Exercise details —
Render every entry verbatim.

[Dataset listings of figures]

-- BEGIN --

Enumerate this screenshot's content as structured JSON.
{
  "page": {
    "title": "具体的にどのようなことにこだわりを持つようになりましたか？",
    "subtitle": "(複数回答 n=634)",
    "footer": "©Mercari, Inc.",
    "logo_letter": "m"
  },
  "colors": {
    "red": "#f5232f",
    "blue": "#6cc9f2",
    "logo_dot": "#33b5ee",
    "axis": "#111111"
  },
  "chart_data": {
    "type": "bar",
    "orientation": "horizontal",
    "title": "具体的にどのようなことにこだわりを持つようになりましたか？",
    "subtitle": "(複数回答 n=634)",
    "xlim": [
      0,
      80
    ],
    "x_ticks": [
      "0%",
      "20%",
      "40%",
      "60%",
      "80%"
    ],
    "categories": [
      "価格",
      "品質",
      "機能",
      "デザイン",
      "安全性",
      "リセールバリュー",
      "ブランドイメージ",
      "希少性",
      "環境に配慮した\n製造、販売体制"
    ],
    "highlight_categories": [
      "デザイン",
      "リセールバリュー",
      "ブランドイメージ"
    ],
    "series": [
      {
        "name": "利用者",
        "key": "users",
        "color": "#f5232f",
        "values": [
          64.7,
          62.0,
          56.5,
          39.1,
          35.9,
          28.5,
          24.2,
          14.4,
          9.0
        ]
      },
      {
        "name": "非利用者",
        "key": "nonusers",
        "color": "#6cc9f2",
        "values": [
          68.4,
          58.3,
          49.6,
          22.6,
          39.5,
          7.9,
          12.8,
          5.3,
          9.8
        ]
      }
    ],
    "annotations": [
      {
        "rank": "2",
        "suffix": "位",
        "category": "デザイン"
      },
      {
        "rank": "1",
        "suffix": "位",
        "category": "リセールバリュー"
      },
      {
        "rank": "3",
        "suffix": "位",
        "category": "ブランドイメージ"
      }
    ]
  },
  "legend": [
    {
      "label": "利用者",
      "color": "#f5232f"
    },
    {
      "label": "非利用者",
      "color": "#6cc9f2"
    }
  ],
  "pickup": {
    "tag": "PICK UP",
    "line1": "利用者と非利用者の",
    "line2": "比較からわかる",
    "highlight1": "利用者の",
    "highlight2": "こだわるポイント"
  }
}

-- END --

Task response —
Enumerate this screenshot's content as structured JSON.
{
  "page": {
    "title": "具体的にどのようなことにこだわりを持つようになりましたか？",
    "subtitle": "(複数回答 n=634)",
    "footer": "©Mercari, Inc.",
    "logo_letter": "m"
  },
  "colors": {
    "red": "#f5232f",
    "blue": "#6cc9f2",
    "logo_dot": "#33b5ee",
    "axis": "#111111"
  },
  "chart_data": {
    "type": "bar",
    "orientation": "horizontal",
    "title": "具体的にどのようなことにこだわりを持つようになりましたか？",
    "subtitle": "(複数回答 n=634)",
    "xlim": [
      0,
      80
    ],
    "x_ticks": [
      "0%",
      "20%",
      "40%",
      "60%",
      "80%"
    ],
    "categories": [
      "価格",
      "品質",
      "機能",
      "デザイン",
      "安全性",
      "リセールバリュー",
      "ブランドイメージ",
      "希少性",
      "環境に配慮した\n製造、販売体制"
    ],
    "highlight_categories": [
      "デザイン",
      "リセールバリュー",
      "ブランドイメージ"
    ],
    "series": [
      {
        "name": "利用者",
        "key": "users",
        "color": "#f5232f",
        "values": [
          64.7,
          62.0,
          56.5,
          39.1,
          35.9,
          28.5,
          24.2,
          14.4,
          9.0
        ]
      },
      {
        "name": "非利用者",
        "key": "nonusers",
        "color": "#6cc9f2",
        "values": [
          68.4,
          58.3,
          49.6,
          22.6,
          39.5,
          7.9,
          12.8,
          5.3,
          9.8
        ]
      }
    ],
    "annotations": [
      {
        "rank": "2",
        "suffix": "位",
        "category": "デザイン"
      },
      {
        "rank": "1",
        "suffix": "位",
        "category": "リセールバリュー"
      },
      {
        "rank": "3",
        "suffix": "位",
        "category": "ブランドイメージ"
      }
    ]
  },
  "legend": [
    {
      "label": "利用者",
      "color": "#f5232f"
    },
    {
      "label": "非利用者",
      "color": "#6cc9f2"
    }
  ],
  "pickup": {
    "tag": "PICK UP",
    "line1": "利用者と非利用者の",
    "line2": "比較からわかる",
    "highlight1": "利用者の",
    "highlight2": "こだわるポイント"
  }
}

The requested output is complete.